* _Goal_
Among the lines listed below, count those that include the string "text", and state only the count.

* _Stored rows_

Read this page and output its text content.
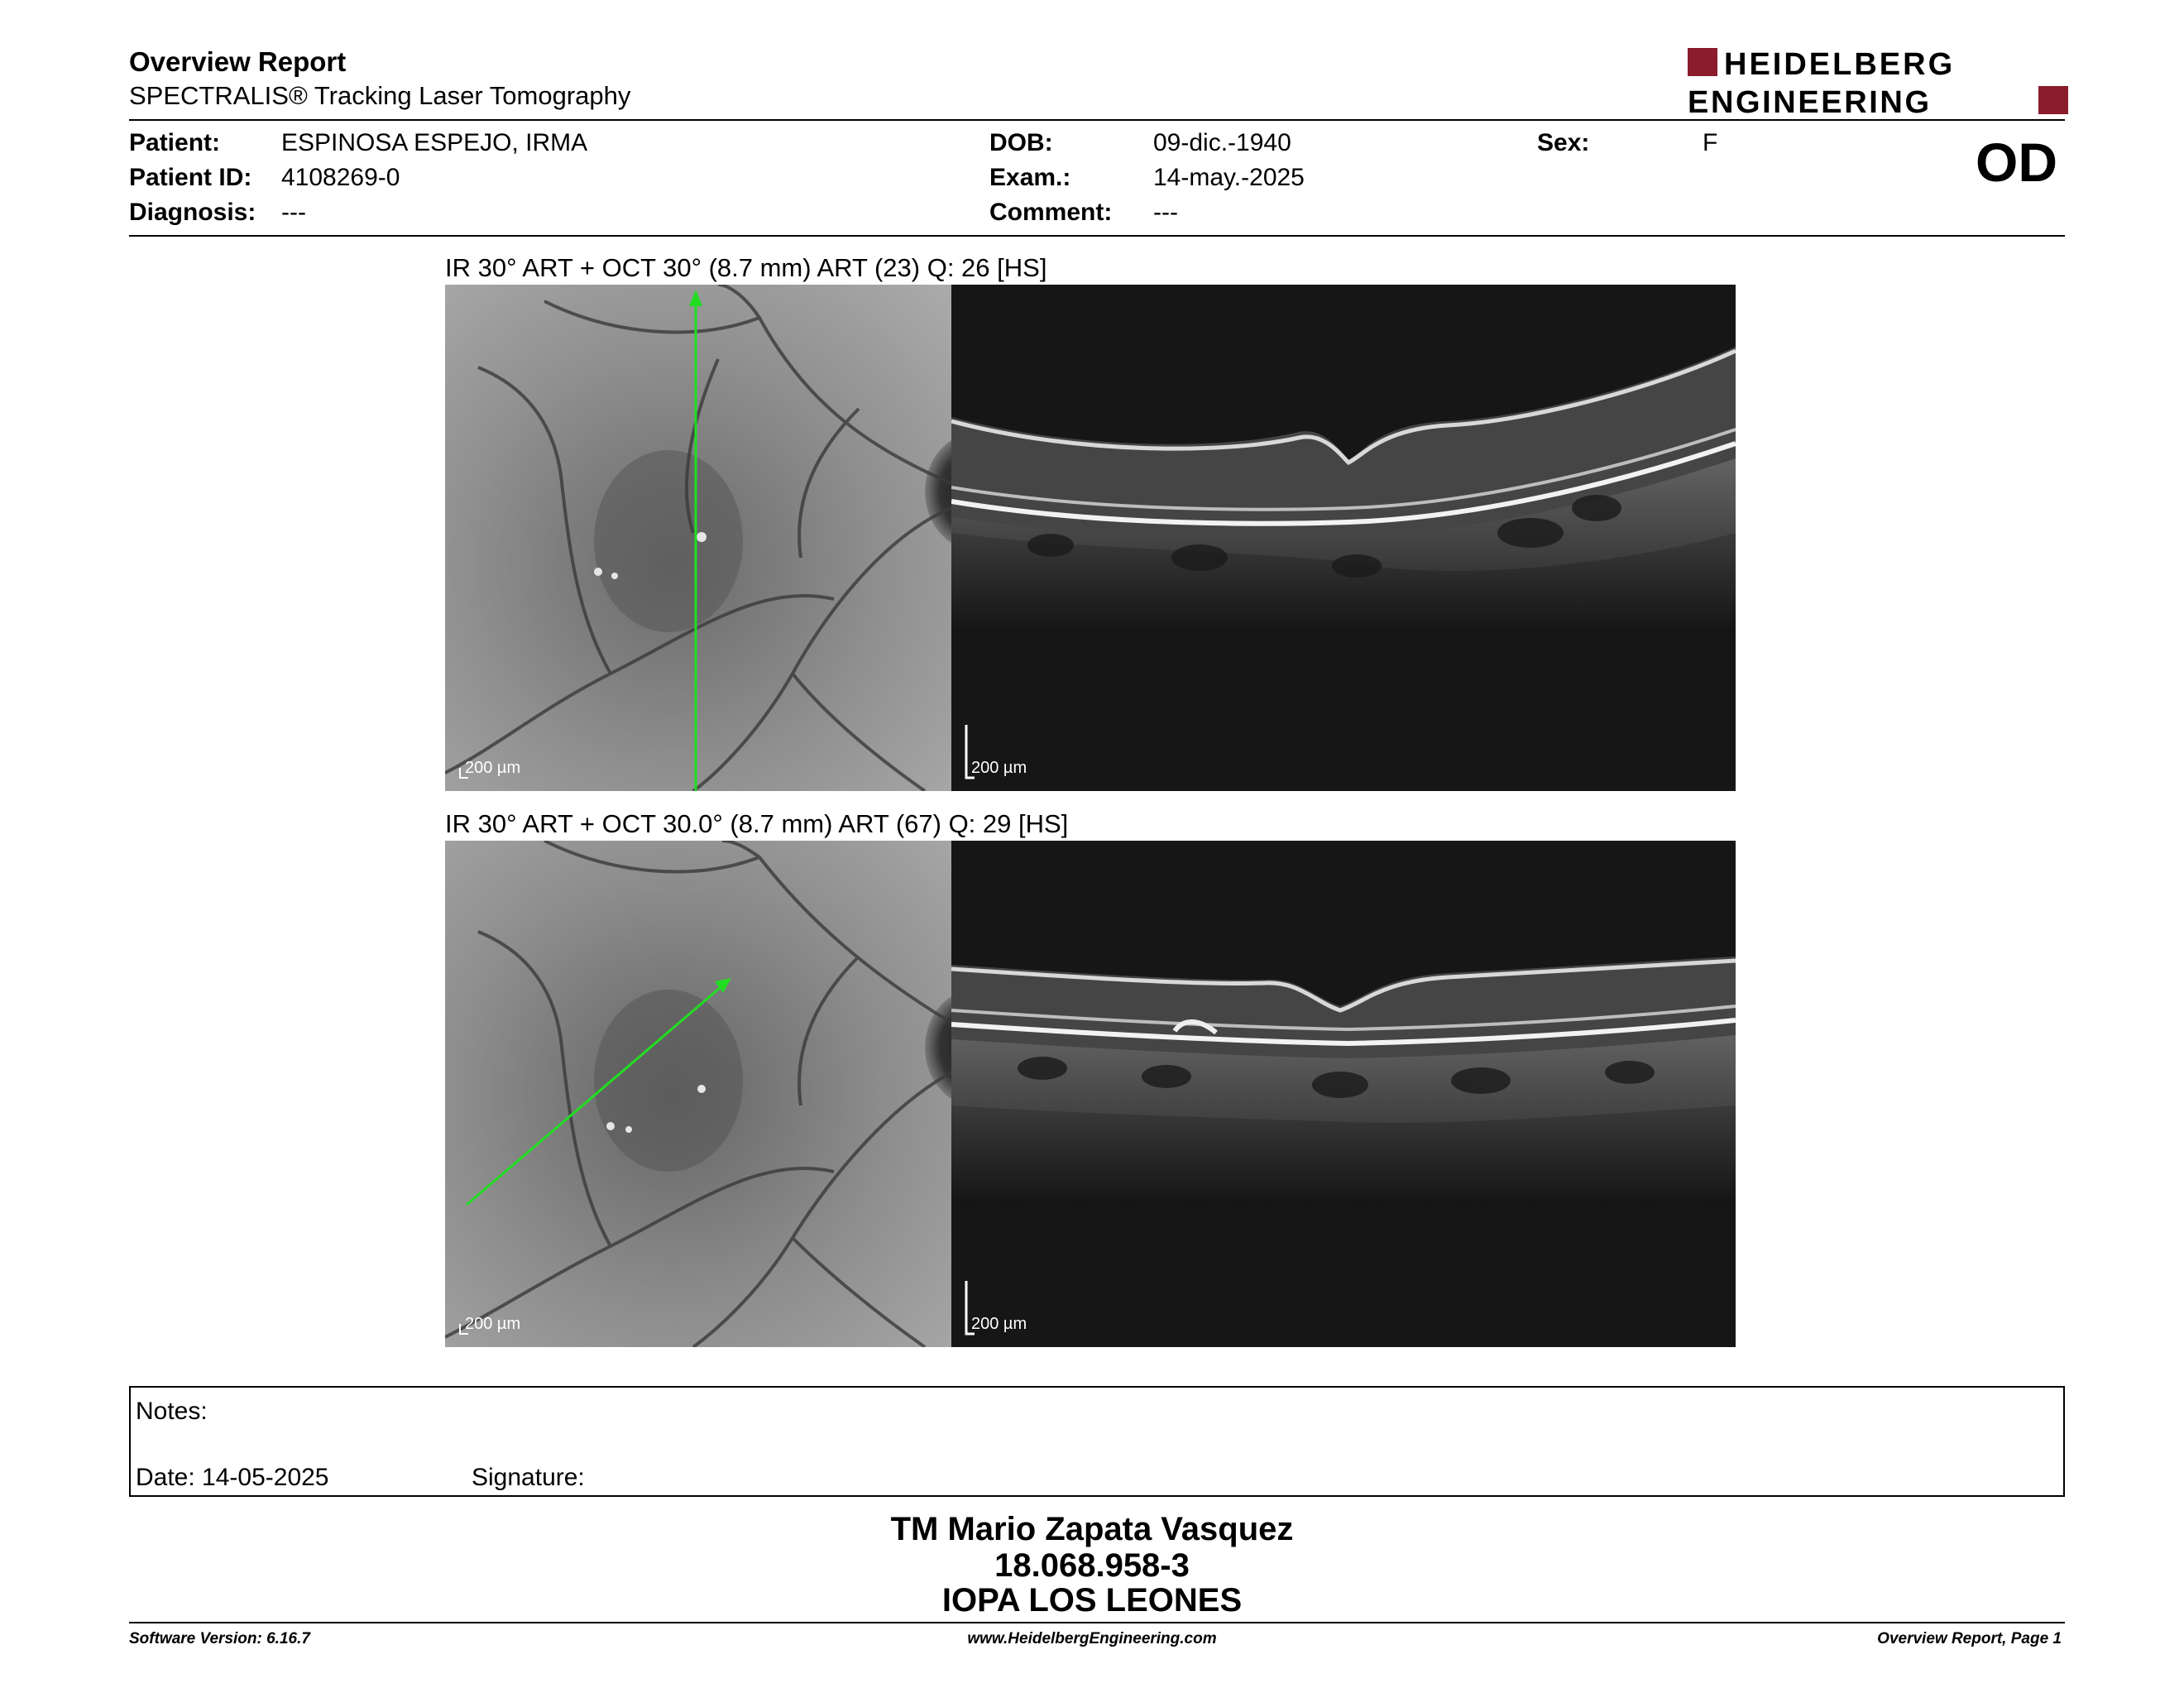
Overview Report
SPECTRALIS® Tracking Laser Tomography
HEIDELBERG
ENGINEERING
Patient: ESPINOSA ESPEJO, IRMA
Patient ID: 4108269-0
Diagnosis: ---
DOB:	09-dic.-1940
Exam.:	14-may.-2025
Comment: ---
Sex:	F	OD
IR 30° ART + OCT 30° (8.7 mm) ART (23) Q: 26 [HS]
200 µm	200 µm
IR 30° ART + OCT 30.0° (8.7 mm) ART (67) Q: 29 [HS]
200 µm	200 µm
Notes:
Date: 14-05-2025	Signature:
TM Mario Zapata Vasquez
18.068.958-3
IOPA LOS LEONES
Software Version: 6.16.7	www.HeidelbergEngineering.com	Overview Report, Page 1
--
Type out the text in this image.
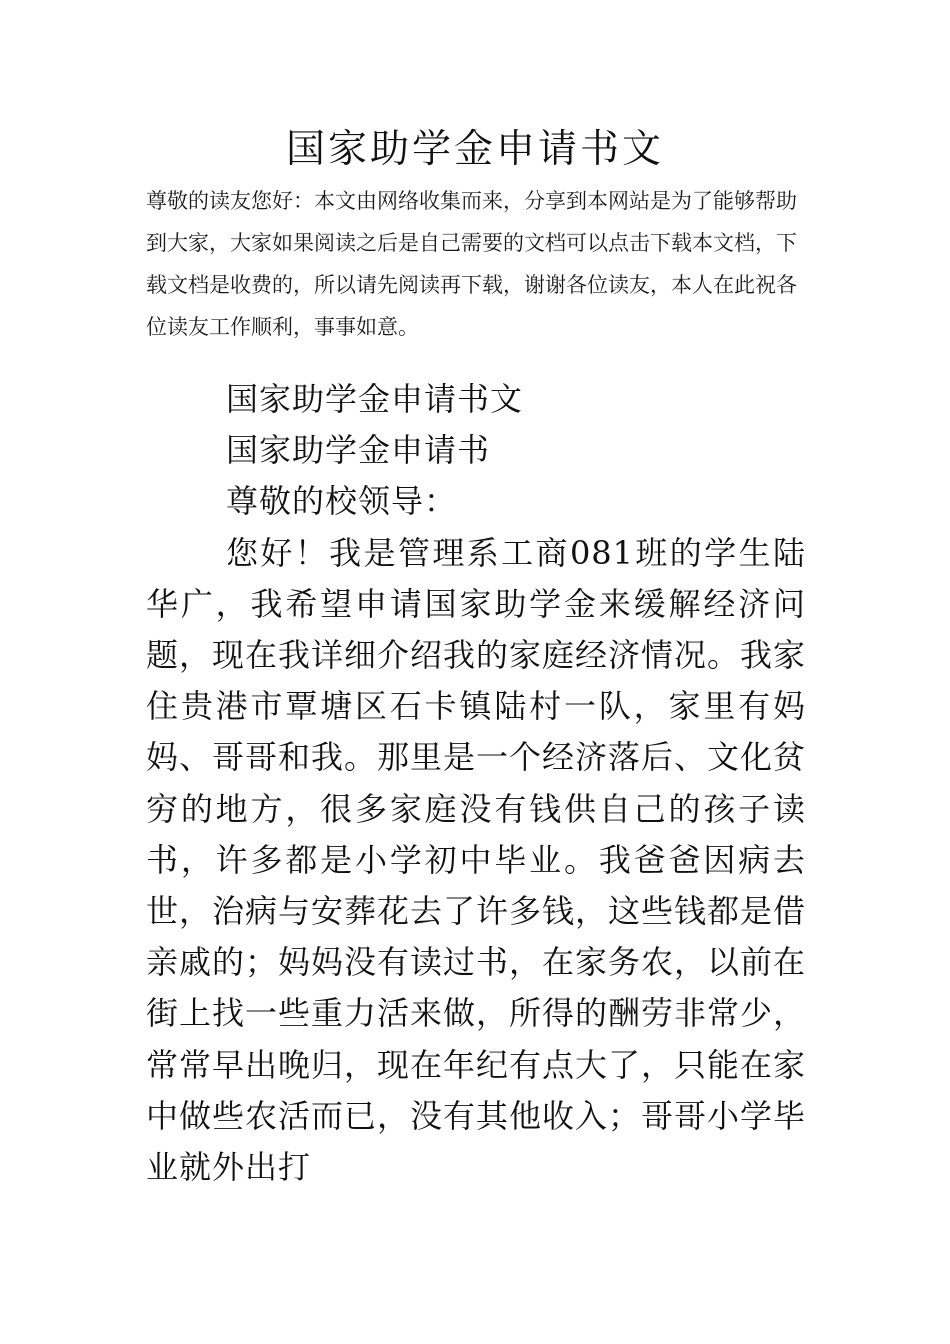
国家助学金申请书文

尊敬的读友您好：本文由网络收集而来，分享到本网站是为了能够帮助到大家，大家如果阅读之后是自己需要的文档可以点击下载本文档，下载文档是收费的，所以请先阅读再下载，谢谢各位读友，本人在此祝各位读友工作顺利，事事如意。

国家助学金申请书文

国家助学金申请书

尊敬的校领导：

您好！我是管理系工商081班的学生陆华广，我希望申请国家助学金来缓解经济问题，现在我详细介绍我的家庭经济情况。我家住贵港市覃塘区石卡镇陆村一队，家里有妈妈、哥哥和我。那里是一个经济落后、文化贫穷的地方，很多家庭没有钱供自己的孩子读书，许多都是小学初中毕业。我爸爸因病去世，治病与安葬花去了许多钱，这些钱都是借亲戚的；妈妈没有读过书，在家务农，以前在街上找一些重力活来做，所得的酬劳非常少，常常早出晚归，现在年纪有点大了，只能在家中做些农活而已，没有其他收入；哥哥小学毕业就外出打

* _Final result_
2